- _What the exercise asks_: Each line in the entries below that holds the string "Pretrends" is to be listed.

Extracts from a graphics dataset:
*****

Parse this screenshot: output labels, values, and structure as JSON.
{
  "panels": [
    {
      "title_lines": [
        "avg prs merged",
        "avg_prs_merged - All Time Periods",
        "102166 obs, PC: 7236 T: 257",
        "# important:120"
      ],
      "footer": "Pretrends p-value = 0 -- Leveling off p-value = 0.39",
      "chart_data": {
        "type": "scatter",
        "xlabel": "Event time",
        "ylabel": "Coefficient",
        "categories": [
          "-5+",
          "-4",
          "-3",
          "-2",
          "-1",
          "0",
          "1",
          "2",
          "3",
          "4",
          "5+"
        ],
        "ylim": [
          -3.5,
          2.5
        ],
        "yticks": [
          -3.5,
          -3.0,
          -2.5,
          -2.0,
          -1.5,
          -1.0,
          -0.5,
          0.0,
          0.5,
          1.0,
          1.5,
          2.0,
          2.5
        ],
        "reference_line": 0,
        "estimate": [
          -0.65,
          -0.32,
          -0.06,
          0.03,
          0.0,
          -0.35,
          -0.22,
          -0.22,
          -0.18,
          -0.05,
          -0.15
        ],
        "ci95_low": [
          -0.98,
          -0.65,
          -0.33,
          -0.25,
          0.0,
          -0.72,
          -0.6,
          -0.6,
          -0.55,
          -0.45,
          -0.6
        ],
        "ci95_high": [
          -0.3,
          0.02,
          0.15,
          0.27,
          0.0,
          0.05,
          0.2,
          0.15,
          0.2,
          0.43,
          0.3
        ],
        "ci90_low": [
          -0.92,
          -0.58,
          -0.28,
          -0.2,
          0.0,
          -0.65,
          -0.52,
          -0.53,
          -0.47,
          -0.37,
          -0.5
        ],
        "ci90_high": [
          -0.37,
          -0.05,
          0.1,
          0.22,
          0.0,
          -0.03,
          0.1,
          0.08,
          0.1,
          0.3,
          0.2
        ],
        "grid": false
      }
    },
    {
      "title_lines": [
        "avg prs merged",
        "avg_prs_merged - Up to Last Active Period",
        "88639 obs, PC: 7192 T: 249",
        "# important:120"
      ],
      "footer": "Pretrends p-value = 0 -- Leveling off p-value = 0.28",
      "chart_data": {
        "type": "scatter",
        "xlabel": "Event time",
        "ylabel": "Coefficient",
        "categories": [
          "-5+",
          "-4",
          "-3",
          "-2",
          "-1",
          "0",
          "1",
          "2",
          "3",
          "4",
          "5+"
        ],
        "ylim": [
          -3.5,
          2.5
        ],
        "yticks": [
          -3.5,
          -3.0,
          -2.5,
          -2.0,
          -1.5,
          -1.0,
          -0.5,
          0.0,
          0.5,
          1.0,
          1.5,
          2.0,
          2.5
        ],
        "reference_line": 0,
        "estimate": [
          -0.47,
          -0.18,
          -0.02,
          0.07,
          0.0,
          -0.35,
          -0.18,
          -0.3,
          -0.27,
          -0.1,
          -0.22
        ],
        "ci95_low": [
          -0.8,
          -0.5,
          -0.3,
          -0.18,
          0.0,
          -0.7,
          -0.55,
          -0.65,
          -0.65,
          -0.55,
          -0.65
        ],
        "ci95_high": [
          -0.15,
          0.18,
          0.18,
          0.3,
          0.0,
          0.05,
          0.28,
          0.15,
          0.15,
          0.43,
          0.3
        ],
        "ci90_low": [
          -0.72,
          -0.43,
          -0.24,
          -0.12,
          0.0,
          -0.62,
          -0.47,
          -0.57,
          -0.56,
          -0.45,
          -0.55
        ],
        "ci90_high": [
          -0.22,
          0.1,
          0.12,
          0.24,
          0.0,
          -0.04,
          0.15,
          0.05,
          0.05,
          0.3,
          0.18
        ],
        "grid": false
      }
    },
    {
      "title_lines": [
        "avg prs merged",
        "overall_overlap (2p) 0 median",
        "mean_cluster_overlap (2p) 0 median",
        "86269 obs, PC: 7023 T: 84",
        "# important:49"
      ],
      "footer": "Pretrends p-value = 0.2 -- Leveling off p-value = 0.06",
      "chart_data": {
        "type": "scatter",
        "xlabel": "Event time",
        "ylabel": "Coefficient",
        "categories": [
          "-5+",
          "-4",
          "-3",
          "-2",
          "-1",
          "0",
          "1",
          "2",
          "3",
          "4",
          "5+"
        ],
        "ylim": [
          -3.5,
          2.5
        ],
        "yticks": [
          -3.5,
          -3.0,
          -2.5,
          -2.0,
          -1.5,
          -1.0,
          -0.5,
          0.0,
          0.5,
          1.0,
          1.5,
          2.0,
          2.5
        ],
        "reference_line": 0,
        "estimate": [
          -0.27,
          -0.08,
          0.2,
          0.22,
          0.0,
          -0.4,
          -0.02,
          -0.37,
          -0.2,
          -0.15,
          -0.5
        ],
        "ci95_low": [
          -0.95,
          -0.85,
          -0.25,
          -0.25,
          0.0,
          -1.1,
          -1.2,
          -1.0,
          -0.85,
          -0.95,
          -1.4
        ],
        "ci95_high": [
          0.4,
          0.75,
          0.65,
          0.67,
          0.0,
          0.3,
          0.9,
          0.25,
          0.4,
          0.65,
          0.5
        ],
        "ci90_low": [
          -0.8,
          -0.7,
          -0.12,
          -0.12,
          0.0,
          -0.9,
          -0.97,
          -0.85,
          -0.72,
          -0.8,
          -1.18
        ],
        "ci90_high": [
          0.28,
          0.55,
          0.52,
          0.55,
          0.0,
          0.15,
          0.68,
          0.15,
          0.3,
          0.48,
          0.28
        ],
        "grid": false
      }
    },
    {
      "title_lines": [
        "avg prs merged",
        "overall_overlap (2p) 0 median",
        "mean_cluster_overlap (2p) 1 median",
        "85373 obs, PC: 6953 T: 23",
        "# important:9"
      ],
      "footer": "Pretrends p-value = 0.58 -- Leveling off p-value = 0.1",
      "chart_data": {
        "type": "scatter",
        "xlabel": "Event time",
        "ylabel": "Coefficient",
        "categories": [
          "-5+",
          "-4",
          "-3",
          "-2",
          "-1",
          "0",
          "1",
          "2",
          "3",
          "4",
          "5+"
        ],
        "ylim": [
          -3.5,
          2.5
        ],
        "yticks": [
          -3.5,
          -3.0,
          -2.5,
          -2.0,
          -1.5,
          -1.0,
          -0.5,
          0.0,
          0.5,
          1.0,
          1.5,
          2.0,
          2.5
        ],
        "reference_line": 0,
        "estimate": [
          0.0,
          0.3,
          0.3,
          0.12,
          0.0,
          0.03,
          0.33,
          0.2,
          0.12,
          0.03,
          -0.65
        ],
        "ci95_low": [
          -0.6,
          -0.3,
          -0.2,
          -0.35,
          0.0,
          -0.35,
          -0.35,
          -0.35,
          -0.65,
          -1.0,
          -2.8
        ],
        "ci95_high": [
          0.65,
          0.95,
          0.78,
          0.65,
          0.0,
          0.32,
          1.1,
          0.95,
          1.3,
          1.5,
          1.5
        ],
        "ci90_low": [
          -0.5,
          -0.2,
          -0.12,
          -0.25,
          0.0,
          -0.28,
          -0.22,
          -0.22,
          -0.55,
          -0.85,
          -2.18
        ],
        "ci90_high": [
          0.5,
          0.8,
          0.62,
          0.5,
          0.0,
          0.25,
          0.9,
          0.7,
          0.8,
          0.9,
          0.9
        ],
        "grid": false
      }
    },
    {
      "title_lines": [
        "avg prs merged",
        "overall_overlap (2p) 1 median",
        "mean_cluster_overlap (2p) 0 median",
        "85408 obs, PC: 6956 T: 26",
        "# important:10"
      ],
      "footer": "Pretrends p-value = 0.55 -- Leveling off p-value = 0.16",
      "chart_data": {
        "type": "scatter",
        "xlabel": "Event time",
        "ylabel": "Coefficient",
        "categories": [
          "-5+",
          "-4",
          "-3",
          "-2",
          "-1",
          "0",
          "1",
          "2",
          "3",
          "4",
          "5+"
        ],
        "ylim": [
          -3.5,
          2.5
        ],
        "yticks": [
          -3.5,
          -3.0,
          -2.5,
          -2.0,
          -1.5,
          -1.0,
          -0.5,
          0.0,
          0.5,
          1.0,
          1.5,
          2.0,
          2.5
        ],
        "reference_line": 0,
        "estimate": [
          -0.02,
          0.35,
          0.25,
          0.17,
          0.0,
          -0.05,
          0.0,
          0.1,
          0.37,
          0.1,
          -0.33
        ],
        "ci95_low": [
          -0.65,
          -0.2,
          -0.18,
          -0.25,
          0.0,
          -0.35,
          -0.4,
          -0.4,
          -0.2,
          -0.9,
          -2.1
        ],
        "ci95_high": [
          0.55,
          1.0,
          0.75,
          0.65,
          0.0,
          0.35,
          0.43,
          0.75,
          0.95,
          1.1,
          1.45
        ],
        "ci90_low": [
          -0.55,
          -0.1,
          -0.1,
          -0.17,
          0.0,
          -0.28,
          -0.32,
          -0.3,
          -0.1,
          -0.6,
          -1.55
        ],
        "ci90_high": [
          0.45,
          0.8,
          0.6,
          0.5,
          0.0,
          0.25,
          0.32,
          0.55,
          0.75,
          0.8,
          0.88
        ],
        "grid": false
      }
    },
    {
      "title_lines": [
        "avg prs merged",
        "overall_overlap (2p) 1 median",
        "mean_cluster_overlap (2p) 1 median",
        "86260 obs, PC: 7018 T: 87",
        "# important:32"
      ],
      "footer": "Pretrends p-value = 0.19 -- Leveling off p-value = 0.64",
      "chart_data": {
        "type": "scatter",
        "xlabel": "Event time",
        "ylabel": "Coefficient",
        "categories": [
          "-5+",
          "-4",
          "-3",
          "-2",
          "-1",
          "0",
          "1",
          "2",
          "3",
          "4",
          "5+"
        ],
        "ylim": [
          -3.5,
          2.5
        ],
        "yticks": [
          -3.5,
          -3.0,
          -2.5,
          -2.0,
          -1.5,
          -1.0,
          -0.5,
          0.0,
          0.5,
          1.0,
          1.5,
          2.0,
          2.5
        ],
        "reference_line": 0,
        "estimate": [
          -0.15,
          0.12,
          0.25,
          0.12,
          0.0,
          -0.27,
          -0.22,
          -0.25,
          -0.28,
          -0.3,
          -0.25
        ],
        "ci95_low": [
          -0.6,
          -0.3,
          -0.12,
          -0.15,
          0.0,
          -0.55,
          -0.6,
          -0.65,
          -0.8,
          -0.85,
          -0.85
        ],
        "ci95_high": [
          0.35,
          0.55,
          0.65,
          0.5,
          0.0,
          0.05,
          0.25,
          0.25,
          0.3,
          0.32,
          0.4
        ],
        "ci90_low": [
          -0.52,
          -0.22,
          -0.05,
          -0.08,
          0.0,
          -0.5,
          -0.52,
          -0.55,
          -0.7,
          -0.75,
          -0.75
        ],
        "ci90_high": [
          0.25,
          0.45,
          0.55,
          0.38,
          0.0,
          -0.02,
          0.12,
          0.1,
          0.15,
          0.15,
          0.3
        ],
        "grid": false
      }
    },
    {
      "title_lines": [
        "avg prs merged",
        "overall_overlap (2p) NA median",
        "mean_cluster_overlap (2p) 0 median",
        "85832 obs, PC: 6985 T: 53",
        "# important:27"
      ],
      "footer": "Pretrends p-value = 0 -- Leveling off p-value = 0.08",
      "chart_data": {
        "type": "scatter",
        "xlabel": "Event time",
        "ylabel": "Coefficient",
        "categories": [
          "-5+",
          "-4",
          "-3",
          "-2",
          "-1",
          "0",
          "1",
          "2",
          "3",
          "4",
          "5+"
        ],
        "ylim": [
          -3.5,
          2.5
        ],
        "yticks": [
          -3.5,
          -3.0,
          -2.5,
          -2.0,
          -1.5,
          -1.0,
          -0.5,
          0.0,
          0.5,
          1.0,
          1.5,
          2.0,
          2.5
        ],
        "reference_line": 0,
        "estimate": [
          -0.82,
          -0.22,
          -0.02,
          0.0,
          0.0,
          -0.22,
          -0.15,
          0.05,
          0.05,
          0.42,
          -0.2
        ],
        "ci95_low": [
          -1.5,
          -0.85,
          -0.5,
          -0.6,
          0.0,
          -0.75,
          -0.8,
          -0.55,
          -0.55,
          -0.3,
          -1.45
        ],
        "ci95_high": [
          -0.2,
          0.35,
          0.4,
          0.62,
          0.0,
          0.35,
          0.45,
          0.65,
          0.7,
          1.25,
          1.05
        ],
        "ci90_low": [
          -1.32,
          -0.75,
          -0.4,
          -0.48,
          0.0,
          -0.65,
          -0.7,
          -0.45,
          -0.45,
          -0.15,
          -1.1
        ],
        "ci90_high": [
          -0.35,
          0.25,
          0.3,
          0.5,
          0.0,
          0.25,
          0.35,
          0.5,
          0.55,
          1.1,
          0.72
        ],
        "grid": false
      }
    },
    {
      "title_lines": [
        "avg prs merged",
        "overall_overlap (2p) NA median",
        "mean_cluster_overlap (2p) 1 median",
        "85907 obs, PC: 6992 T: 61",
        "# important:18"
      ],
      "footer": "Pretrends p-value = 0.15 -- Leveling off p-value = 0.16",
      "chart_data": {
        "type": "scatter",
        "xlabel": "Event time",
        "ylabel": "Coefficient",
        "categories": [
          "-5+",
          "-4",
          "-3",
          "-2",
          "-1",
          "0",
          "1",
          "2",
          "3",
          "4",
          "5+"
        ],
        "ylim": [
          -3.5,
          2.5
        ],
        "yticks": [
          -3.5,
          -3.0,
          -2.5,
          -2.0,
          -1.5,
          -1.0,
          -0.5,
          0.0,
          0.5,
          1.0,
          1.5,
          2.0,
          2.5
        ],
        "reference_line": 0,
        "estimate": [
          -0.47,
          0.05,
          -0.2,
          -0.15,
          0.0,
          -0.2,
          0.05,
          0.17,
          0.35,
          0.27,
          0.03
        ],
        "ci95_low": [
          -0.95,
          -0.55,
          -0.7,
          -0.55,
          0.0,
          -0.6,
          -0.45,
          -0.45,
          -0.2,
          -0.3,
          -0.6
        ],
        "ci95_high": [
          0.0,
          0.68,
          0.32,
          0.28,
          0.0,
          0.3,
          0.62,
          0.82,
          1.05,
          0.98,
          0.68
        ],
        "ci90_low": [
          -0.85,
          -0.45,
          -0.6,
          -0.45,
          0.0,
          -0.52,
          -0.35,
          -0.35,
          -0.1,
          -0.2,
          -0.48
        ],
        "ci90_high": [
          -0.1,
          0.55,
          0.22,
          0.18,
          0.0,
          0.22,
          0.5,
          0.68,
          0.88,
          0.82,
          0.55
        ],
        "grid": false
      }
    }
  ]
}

*****

- _Task solution_:
      "footer": "Pretrends p-value = 0 -- Leveling off p-value = 0.39",
      "footer": "Pretrends p-value = 0 -- Leveling off p-value = 0.28",
      "footer": "Pretrends p-value = 0.2 -- Leveling off p-value = 0.06",
      "footer": "Pretrends p-value = 0.58 -- Leveling off p-value = 0.1",
      "footer": "Pretrends p-value = 0.55 -- Leveling off p-value = 0.16",
      "footer": "Pretrends p-value = 0.19 -- Leveling off p-value = 0.64",
      "footer": "Pretrends p-value = 0 -- Leveling off p-value = 0.08",
      "footer": "Pretrends p-value = 0.15 -- Leveling off p-value = 0.16",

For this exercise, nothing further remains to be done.